● Written request
Write out the data below word for word, beginning at its first line and stopping after the line that contains "x-label-3Q22: 3Q22 [174, 584, 241, 614]", with that line included.

● Exercise input
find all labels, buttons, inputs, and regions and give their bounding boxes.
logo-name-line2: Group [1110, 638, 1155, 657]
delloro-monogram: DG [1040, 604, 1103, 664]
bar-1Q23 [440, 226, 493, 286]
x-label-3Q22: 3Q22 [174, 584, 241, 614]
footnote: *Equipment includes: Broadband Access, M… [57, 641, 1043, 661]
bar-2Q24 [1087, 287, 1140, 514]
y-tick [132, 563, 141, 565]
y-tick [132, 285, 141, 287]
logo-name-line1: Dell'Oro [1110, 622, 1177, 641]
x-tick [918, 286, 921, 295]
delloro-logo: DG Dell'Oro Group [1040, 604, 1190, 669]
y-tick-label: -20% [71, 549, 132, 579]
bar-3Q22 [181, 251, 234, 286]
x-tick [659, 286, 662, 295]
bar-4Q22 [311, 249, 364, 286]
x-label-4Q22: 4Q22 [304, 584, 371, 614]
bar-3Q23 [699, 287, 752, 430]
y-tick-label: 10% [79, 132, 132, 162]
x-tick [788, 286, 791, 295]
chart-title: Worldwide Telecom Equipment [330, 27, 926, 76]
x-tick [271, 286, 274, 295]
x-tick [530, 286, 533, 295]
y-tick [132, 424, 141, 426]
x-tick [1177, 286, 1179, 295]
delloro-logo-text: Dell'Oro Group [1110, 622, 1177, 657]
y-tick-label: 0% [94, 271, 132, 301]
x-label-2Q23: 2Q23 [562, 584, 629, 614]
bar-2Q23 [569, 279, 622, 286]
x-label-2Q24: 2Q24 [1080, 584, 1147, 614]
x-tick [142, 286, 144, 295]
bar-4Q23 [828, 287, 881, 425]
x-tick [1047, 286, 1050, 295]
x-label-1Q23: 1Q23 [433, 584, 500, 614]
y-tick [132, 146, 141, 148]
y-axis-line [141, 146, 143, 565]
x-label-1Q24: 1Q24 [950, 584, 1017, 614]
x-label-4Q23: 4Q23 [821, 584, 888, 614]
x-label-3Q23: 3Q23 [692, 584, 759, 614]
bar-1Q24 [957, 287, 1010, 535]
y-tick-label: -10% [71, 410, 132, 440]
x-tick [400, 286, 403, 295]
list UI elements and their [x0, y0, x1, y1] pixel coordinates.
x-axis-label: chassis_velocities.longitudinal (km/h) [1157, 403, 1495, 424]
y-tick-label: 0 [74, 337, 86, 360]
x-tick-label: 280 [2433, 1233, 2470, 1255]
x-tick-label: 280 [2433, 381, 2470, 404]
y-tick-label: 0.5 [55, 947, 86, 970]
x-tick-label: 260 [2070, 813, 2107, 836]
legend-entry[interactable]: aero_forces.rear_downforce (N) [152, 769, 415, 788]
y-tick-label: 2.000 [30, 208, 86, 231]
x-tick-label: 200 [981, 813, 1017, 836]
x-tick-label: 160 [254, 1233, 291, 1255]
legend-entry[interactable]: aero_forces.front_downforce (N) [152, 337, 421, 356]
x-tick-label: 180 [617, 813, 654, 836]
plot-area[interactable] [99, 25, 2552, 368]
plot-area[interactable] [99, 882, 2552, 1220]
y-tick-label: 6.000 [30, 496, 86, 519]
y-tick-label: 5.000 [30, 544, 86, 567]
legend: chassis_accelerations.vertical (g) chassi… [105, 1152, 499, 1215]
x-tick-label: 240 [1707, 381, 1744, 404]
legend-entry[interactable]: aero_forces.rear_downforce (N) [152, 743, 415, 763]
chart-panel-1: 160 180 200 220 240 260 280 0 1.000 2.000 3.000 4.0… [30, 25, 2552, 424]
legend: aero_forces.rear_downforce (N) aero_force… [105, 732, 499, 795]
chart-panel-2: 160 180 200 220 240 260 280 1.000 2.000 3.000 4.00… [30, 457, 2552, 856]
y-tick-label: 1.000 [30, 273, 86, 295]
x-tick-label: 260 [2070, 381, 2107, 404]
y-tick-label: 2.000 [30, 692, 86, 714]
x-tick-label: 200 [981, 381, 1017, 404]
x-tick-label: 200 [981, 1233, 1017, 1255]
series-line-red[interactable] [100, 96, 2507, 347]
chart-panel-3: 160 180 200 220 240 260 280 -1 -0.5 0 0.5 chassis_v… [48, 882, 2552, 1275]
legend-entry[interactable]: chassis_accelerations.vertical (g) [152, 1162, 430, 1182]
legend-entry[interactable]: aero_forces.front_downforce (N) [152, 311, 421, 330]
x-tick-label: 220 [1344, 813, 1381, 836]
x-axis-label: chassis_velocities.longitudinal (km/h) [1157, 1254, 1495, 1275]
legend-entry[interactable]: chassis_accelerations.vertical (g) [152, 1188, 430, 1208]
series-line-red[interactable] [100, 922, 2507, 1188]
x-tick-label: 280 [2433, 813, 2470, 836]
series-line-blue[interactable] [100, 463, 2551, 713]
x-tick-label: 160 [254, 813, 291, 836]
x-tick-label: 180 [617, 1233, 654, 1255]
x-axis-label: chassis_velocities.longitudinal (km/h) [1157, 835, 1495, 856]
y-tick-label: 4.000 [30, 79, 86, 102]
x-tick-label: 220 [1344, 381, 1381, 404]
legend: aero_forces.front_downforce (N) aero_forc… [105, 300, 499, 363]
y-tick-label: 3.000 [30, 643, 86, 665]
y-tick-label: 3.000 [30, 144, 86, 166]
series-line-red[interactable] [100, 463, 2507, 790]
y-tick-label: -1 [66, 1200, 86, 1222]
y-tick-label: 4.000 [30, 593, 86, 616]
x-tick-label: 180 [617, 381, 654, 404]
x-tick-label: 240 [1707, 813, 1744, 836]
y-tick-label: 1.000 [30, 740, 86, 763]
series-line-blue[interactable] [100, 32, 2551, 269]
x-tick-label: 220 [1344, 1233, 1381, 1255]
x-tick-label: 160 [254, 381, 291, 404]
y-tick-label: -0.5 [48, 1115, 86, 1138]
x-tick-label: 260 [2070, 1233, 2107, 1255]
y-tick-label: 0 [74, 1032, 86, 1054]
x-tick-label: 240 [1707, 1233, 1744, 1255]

● Correct response
find all labels, buttons, inputs, and regions and give their bounding boxes.
logo-name-line2: Group [1110, 638, 1155, 657]
delloro-monogram: DG [1040, 604, 1103, 664]
bar-1Q23 [440, 226, 493, 286]
x-label-3Q22: 3Q22 [174, 584, 241, 614]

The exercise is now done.